**The request**
Repeat the material verbatim. Images are excluded from the copy.

**Provided data**
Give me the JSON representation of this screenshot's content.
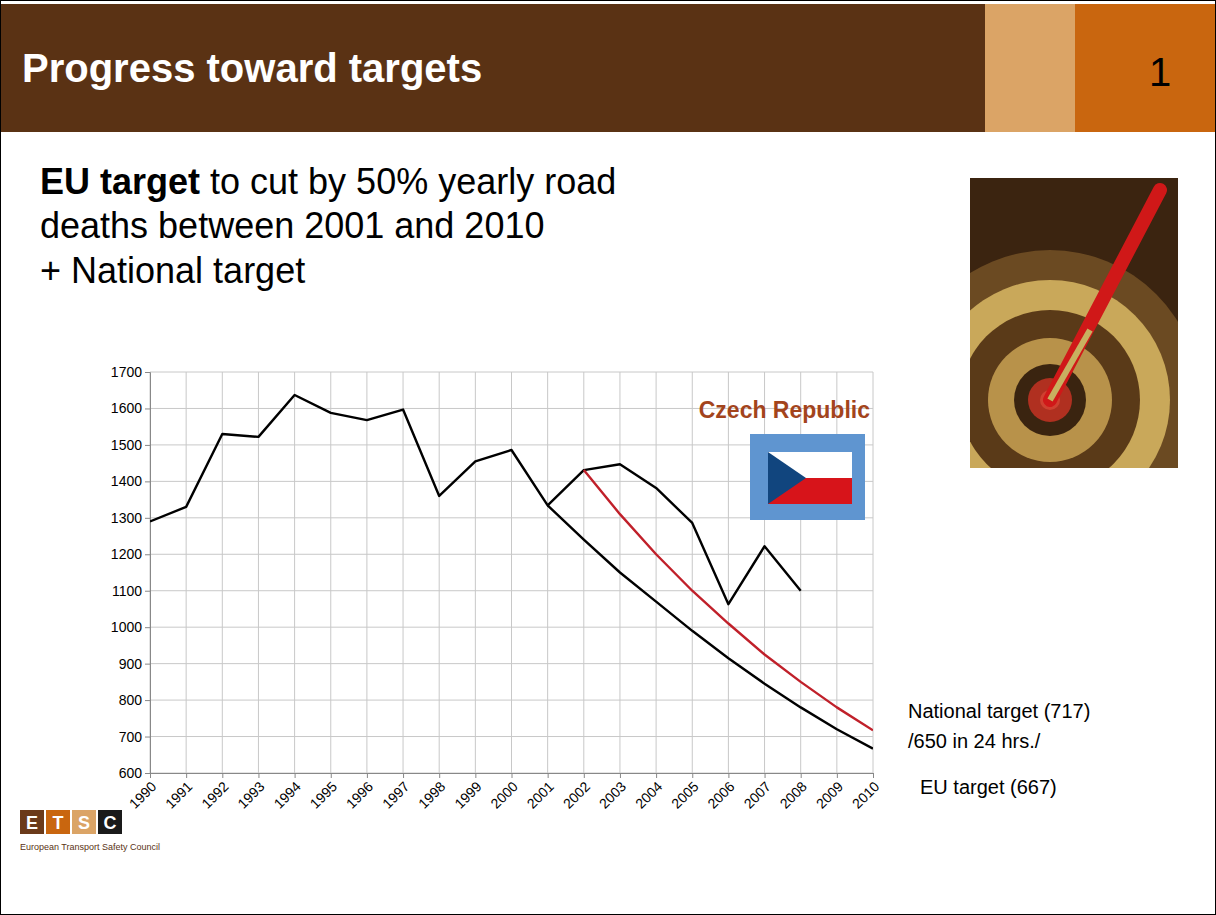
{
  "header": {
    "title": "Progress toward targets",
    "page": "1"
  },
  "subtitle": {
    "bold": "EU target",
    "lines": [
      " to cut by 50% yearly road",
      "deaths between 2001 and 2010",
      "+ National target"
    ]
  },
  "logo": {
    "letters": [
      "E",
      "T",
      "S",
      "C"
    ],
    "caption": "European Transport Safety Council"
  },
  "chart_data": {
    "type": "line",
    "x": [
      1990,
      1991,
      1992,
      1993,
      1994,
      1995,
      1996,
      1997,
      1998,
      1999,
      2000,
      2001,
      2002,
      2003,
      2004,
      2005,
      2006,
      2007,
      2008,
      2009,
      2010
    ],
    "xlim": [
      1990,
      2010
    ],
    "xticks": [
      1990,
      1991,
      1992,
      1993,
      1994,
      1995,
      1996,
      1997,
      1998,
      1999,
      2000,
      2001,
      2002,
      2003,
      2004,
      2005,
      2006,
      2007,
      2008,
      2009,
      2010
    ],
    "ylim": [
      600,
      1700
    ],
    "yticks": [
      600,
      700,
      800,
      900,
      1000,
      1100,
      1200,
      1300,
      1400,
      1500,
      1600,
      1700
    ],
    "grid": true,
    "series": [
      {
        "name": "Czech Republic",
        "color": "#000000",
        "values": [
          1290,
          1330,
          1530,
          1522,
          1637,
          1588,
          1568,
          1597,
          1360,
          1455,
          1486,
          1334,
          1431,
          1447,
          1382,
          1286,
          1063,
          1222,
          1100,
          null,
          null
        ]
      },
      {
        "name": "National target (717)",
        "color": "#c0202a",
        "values": [
          null,
          null,
          null,
          null,
          null,
          null,
          null,
          null,
          null,
          null,
          null,
          null,
          1431,
          1310,
          1200,
          1100,
          1010,
          925,
          850,
          780,
          717
        ]
      },
      {
        "name": "EU target (667)",
        "color": "#000000",
        "values": [
          null,
          null,
          null,
          null,
          null,
          null,
          null,
          null,
          null,
          null,
          null,
          1334,
          1240,
          1150,
          1070,
          990,
          915,
          845,
          780,
          720,
          667
        ]
      }
    ],
    "annotation": "/650 in 24 hrs./"
  }
}
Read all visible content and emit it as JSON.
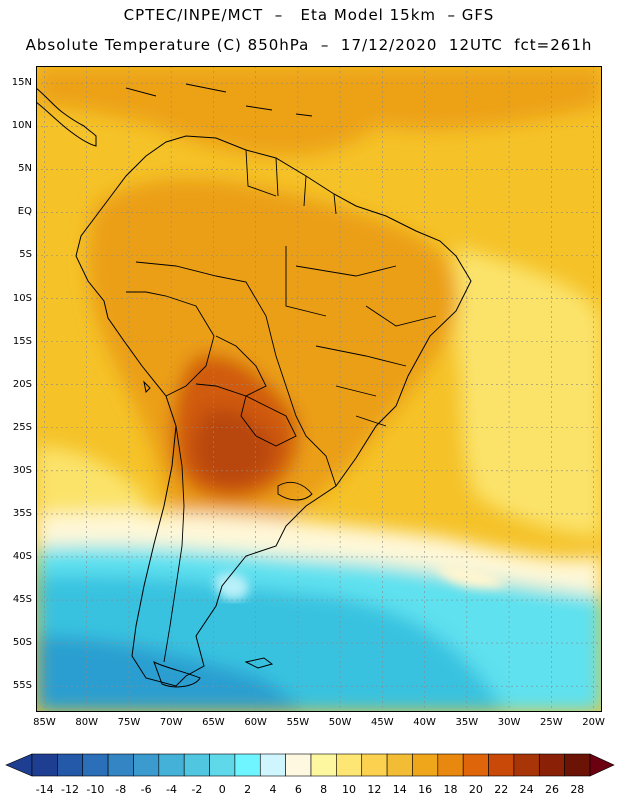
{
  "header": {
    "line1": "CPTEC/INPE/MCT  –   Eta Model 15km  – GFS",
    "line2": "Absolute Temperature (C) 850hPa  –  17/12/2020  12UTC  fct=261h"
  },
  "map": {
    "lon_range": [
      -86,
      -19
    ],
    "lat_range": [
      -58,
      17
    ],
    "lat_ticks": [
      {
        "value": 15,
        "label": "15N"
      },
      {
        "value": 10,
        "label": "10N"
      },
      {
        "value": 5,
        "label": "5N"
      },
      {
        "value": 0,
        "label": "EQ"
      },
      {
        "value": -5,
        "label": "5S"
      },
      {
        "value": -10,
        "label": "10S"
      },
      {
        "value": -15,
        "label": "15S"
      },
      {
        "value": -20,
        "label": "20S"
      },
      {
        "value": -25,
        "label": "25S"
      },
      {
        "value": -30,
        "label": "30S"
      },
      {
        "value": -35,
        "label": "35S"
      },
      {
        "value": -40,
        "label": "40S"
      },
      {
        "value": -45,
        "label": "45S"
      },
      {
        "value": -50,
        "label": "50S"
      },
      {
        "value": -55,
        "label": "55S"
      }
    ],
    "lon_ticks": [
      {
        "value": -85,
        "label": "85W"
      },
      {
        "value": -80,
        "label": "80W"
      },
      {
        "value": -75,
        "label": "75W"
      },
      {
        "value": -70,
        "label": "70W"
      },
      {
        "value": -65,
        "label": "65W"
      },
      {
        "value": -60,
        "label": "60W"
      },
      {
        "value": -55,
        "label": "55W"
      },
      {
        "value": -50,
        "label": "50W"
      },
      {
        "value": -45,
        "label": "45W"
      },
      {
        "value": -40,
        "label": "40W"
      },
      {
        "value": -35,
        "label": "35W"
      },
      {
        "value": -30,
        "label": "30W"
      },
      {
        "value": -25,
        "label": "25W"
      },
      {
        "value": -20,
        "label": "20W"
      }
    ],
    "gridlines": true,
    "gridline_step_deg": 5,
    "field_colors": {
      "ocean_warm": "#f5c228",
      "ocean_mild": "#fbe36a",
      "land_warm": "#eb9f16",
      "hot_core": "#d05a0c",
      "hottest": "#b8460a",
      "cool_band": "#fff8d8",
      "cold": "#5fe1ef",
      "colder": "#38c2e0",
      "coldest": "#2a9ed0"
    }
  },
  "colorbar": {
    "labels": [
      "-14",
      "-12",
      "-10",
      "-8",
      "-6",
      "-4",
      "-2",
      "0",
      "2",
      "4",
      "6",
      "8",
      "10",
      "12",
      "14",
      "16",
      "18",
      "20",
      "22",
      "24",
      "26",
      "28"
    ],
    "colors": [
      "#1e3f91",
      "#2458a8",
      "#2b6fb8",
      "#3385c4",
      "#3b9bcf",
      "#44b1d8",
      "#50c6e0",
      "#5fd9ea",
      "#6ef5ff",
      "#cff6ff",
      "#fff8e0",
      "#fdf7a0",
      "#fde673",
      "#fbd14f",
      "#f3bc35",
      "#f0a61a",
      "#e8880f",
      "#de650a",
      "#c94909",
      "#a83508",
      "#8a2106",
      "#6b1304"
    ],
    "arrow_low_color": "#1e3f91",
    "arrow_high_color": "#6b0010"
  }
}
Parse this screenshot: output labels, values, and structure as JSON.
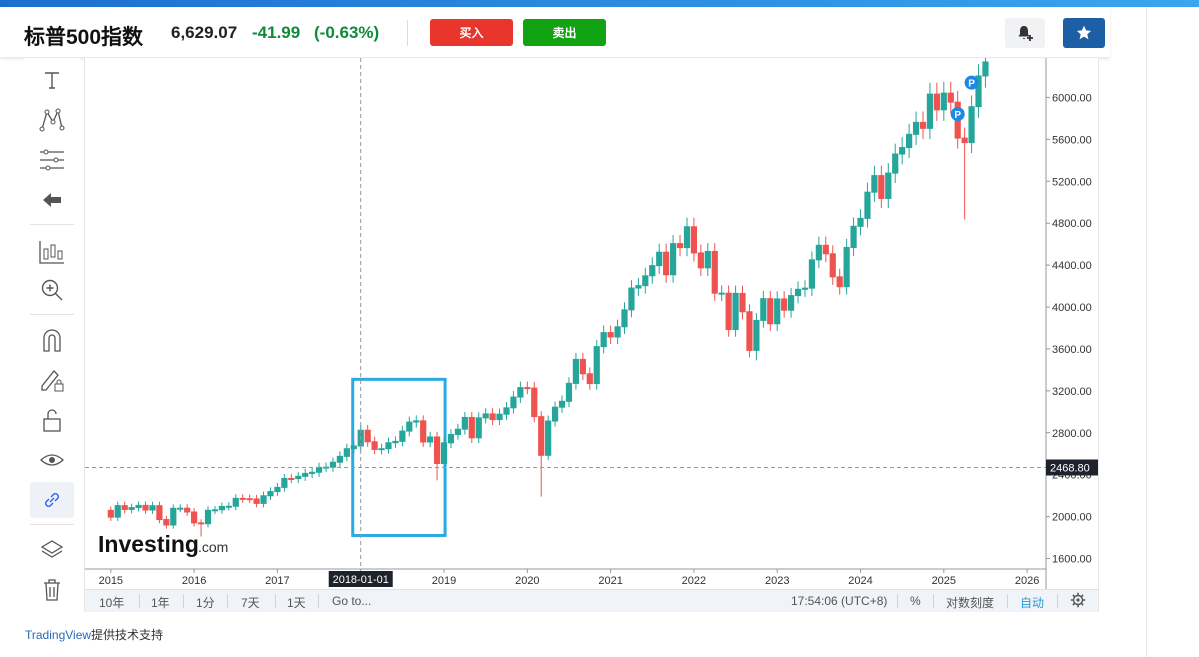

**Output of the exercise**
Give me the JSON representation of this screenshot's content.
{
  "header": {
    "title": "Progress toward targets",
    "page": "1"
  },
  "subtitle": {
    "bold": "EU target",
    "lines": [
      " to cut by 50% yearly road",
      "deaths between 2001 and 2010",
      "+ National target"
    ]
  },
  "logo": {
    "letters": [
      "E",
      "T",
      "S",
      "C"
    ],
    "caption": "European Transport Safety Council"
  },
  "chart_data": {
    "type": "line",
    "x": [
      1990,
      1991,
      1992,
      1993,
      1994,
      1995,
      1996,
      1997,
      1998,
      1999,
      2000,
      2001,
      2002,
      2003,
      2004,
      2005,
      2006,
      2007,
      2008,
      2009,
      2010
    ],
    "xlim": [
      1990,
      2010
    ],
    "xticks": [
      1990,
      1991,
      1992,
      1993,
      1994,
      1995,
      1996,
      1997,
      1998,
      1999,
      2000,
      2001,
      2002,
      2003,
      2004,
      2005,
      2006,
      2007,
      2008,
      2009,
      2010
    ],
    "ylim": [
      600,
      1700
    ],
    "yticks": [
      600,
      700,
      800,
      900,
      1000,
      1100,
      1200,
      1300,
      1400,
      1500,
      1600,
      1700
    ],
    "grid": true,
    "series": [
      {
        "name": "Czech Republic",
        "color": "#000000",
        "values": [
          1290,
          1330,
          1530,
          1522,
          1637,
          1588,
          1568,
          1597,
          1360,
          1455,
          1486,
          1334,
          1431,
          1447,
          1382,
          1286,
          1063,
          1222,
          1100,
          null,
          null
        ]
      },
      {
        "name": "National target (717)",
        "color": "#c0202a",
        "values": [
          null,
          null,
          null,
          null,
          null,
          null,
          null,
          null,
          null,
          null,
          null,
          null,
          1431,
          1310,
          1200,
          1100,
          1010,
          925,
          850,
          780,
          717
        ]
      },
      {
        "name": "EU target (667)",
        "color": "#000000",
        "values": [
          null,
          null,
          null,
          null,
          null,
          null,
          null,
          null,
          null,
          null,
          null,
          1334,
          1240,
          1150,
          1070,
          990,
          915,
          845,
          780,
          720,
          667
        ]
      }
    ],
    "annotation": "/650 in 24 hrs./"
  }
}
Read all visible content and emit it as JSON.
{
  "header": {
    "line1": "CPTEC/INPE/MCT  –   Eta Model 15km  – GFS",
    "line2": "Absolute Temperature (C) 850hPa  –  17/12/2020  12UTC  fct=261h"
  },
  "map": {
    "lon_range": [
      -86,
      -19
    ],
    "lat_range": [
      -58,
      17
    ],
    "lat_ticks": [
      {
        "value": 15,
        "label": "15N"
      },
      {
        "value": 10,
        "label": "10N"
      },
      {
        "value": 5,
        "label": "5N"
      },
      {
        "value": 0,
        "label": "EQ"
      },
      {
        "value": -5,
        "label": "5S"
      },
      {
        "value": -10,
        "label": "10S"
      },
      {
        "value": -15,
        "label": "15S"
      },
      {
        "value": -20,
        "label": "20S"
      },
      {
        "value": -25,
        "label": "25S"
      },
      {
        "value": -30,
        "label": "30S"
      },
      {
        "value": -35,
        "label": "35S"
      },
      {
        "value": -40,
        "label": "40S"
      },
      {
        "value": -45,
        "label": "45S"
      },
      {
        "value": -50,
        "label": "50S"
      },
      {
        "value": -55,
        "label": "55S"
      }
    ],
    "lon_ticks": [
      {
        "value": -85,
        "label": "85W"
      },
      {
        "value": -80,
        "label": "80W"
      },
      {
        "value": -75,
        "label": "75W"
      },
      {
        "value": -70,
        "label": "70W"
      },
      {
        "value": -65,
        "label": "65W"
      },
      {
        "value": -60,
        "label": "60W"
      },
      {
        "value": -55,
        "label": "55W"
      },
      {
        "value": -50,
        "label": "50W"
      },
      {
        "value": -45,
        "label": "45W"
      },
      {
        "value": -40,
        "label": "40W"
      },
      {
        "value": -35,
        "label": "35W"
      },
      {
        "value": -30,
        "label": "30W"
      },
      {
        "value": -25,
        "label": "25W"
      },
      {
        "value": -20,
        "label": "20W"
      }
    ],
    "gridlines": true,
    "gridline_step_deg": 5,
    "field_colors": {
      "ocean_warm": "#f5c228",
      "ocean_mild": "#fbe36a",
      "land_warm": "#eb9f16",
      "hot_core": "#d05a0c",
      "hottest": "#b8460a",
      "cool_band": "#fff8d8",
      "cold": "#5fe1ef",
      "colder": "#38c2e0",
      "coldest": "#2a9ed0"
    }
  },
  "colorbar": {
    "labels": [
      "-14",
      "-12",
      "-10",
      "-8",
      "-6",
      "-4",
      "-2",
      "0",
      "2",
      "4",
      "6",
      "8",
      "10",
      "12",
      "14",
      "16",
      "18",
      "20",
      "22",
      "24",
      "26",
      "28"
    ],
    "colors": [
      "#1e3f91",
      "#2458a8",
      "#2b6fb8",
      "#3385c4",
      "#3b9bcf",
      "#44b1d8",
      "#50c6e0",
      "#5fd9ea",
      "#6ef5ff",
      "#cff6ff",
      "#fff8e0",
      "#fdf7a0",
      "#fde673",
      "#fbd14f",
      "#f3bc35",
      "#f0a61a",
      "#e8880f",
      "#de650a",
      "#c94909",
      "#a83508",
      "#8a2106",
      "#6b1304"
    ],
    "arrow_low_color": "#1e3f91",
    "arrow_high_color": "#6b0010"
  }
}
Parse this screenshot: output labels, values, and structure as JSON.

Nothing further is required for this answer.